## Input data:
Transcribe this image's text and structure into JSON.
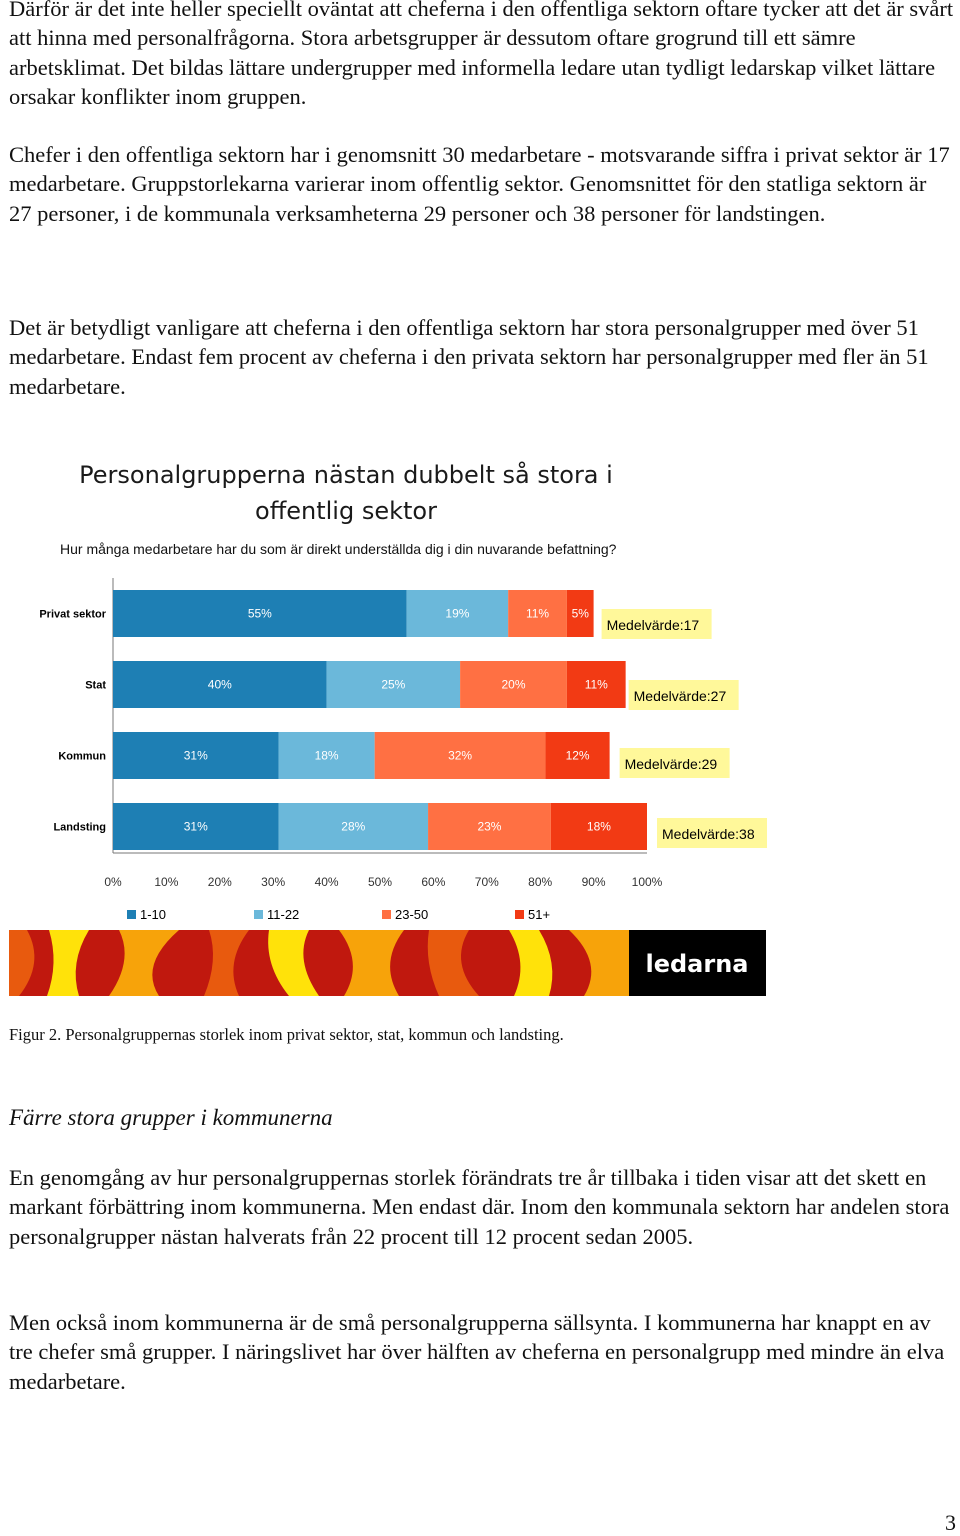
{
  "paragraphs": {
    "p1": "Därför är det inte heller speciellt oväntat att cheferna i den offentliga sektorn oftare tycker att det är svårt att hinna med personalfrågorna. Stora arbetsgrupper är dessutom oftare grogrund till ett sämre arbetsklimat. Det bildas lättare undergrupper med informella ledare utan tydligt ledarskap vilket lättare orsakar konflikter inom gruppen.",
    "p2": "Chefer i den offentliga sektorn har i genomsnitt 30 medarbetare - motsvarande siffra i privat sektor är 17 medarbetare. Gruppstorlekarna varierar inom offentlig sektor. Genomsnittet för den statliga sektorn är 27 personer, i de kommunala verksamheterna 29 personer och 38 personer för landstingen.",
    "p3": "Det är betydligt vanligare att cheferna i den offentliga sektorn har stora personalgrupper med över 51 medarbetare. Endast fem procent av cheferna i den privata sektorn har personalgrupper med fler än 51 medarbetare.",
    "p4": "En genomgång av hur personalgruppernas storlek förändrats tre år tillbaka i tiden visar att det skett en markant förbättring inom kommunerna. Men endast där. Inom den kommunala sektorn har andelen stora personalgrupper nästan halverats från 22 procent till 12 procent sedan 2005.",
    "p5": "Men också inom kommunerna är de små personalgrupperna sällsynta. I kommunerna har knappt en av tre chefer små grupper. I näringslivet har över hälften av cheferna en personalgrupp med mindre än elva medarbetare."
  },
  "subheading": "Färre stora grupper i kommunerna",
  "caption": "Figur 2. Personalgruppernas storlek inom privat sektor, stat, kommun och landsting.",
  "page_number": "3",
  "logo_text": "ledarna",
  "colors": {
    "s1": "#1E7FB4",
    "s2": "#6BB8DA",
    "s3": "#FF7043",
    "s4": "#F23A14",
    "mean_box": "#FFF89A",
    "logo_bg": "#000000",
    "band": [
      "#C0180E",
      "#E85A0E",
      "#F7A30A",
      "#FFE20A",
      "#D83A0C"
    ]
  },
  "chart_data": {
    "type": "bar",
    "orientation": "horizontal",
    "stacked": true,
    "title": "Personalgrupperna nästan dubbelt så stora i offentlig sektor",
    "subtitle": "Hur många medarbetare har du som är direkt underställda dig i din nuvarande befattning?",
    "categories": [
      "Privat sektor",
      "Stat",
      "Kommun",
      "Landsting"
    ],
    "series": [
      {
        "name": "1-10",
        "values": [
          55,
          40,
          31,
          31
        ]
      },
      {
        "name": "11-22",
        "values": [
          19,
          25,
          18,
          28
        ]
      },
      {
        "name": "23-50",
        "values": [
          11,
          20,
          32,
          23
        ]
      },
      {
        "name": "51+",
        "values": [
          5,
          11,
          12,
          18
        ]
      }
    ],
    "annotations": [
      "Medelvärde:17",
      "Medelvärde:27",
      "Medelvärde:29",
      "Medelvärde:38"
    ],
    "xticks": [
      "0%",
      "10%",
      "20%",
      "30%",
      "40%",
      "50%",
      "60%",
      "70%",
      "80%",
      "90%",
      "100%"
    ],
    "xlim": [
      0,
      100
    ],
    "grid": false,
    "legend_position": "bottom"
  }
}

## What the task asks:
Copy each line above where "Medelvärde" appears.

## Written solution:
      "Medelvärde:17",
      "Medelvärde:27",
      "Medelvärde:29",
      "Medelvärde:38"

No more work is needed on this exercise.